╔══

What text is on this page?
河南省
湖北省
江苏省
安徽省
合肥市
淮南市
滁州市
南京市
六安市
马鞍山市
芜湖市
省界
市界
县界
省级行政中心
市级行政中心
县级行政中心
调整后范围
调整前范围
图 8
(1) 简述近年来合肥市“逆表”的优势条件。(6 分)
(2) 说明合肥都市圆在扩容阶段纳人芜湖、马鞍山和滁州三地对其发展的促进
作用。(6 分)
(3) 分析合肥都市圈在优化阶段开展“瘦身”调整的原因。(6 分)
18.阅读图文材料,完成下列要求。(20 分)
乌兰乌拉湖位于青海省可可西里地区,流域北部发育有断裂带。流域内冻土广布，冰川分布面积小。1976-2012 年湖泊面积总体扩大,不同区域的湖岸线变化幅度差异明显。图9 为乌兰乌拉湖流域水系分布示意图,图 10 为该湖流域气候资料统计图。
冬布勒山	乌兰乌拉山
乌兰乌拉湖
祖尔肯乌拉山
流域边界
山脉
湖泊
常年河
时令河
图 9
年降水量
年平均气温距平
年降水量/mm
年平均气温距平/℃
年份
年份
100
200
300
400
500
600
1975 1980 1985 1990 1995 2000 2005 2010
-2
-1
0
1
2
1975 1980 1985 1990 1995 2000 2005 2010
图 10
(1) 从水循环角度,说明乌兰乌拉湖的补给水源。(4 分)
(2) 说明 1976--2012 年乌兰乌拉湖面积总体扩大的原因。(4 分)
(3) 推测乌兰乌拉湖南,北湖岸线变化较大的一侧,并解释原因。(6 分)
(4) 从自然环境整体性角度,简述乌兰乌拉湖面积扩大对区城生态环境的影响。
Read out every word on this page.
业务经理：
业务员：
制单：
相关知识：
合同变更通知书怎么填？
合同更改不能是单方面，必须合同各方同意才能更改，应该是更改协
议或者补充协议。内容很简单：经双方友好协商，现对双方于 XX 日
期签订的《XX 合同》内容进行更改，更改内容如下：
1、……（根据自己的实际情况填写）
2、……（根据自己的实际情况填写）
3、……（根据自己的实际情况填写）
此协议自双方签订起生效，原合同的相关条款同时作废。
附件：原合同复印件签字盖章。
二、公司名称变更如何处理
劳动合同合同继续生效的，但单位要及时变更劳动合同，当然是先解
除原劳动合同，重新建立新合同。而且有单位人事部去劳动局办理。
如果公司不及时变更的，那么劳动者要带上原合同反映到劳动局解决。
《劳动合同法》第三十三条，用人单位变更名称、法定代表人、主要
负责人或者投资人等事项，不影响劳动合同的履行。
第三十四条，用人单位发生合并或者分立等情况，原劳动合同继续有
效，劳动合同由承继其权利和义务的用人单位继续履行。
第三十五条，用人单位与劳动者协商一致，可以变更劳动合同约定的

╚══

## WHAT TO DO
Report how many lines of the preceding records include "根据自己的实际情况填写". Output the number only.

## TASK RESPONSE
3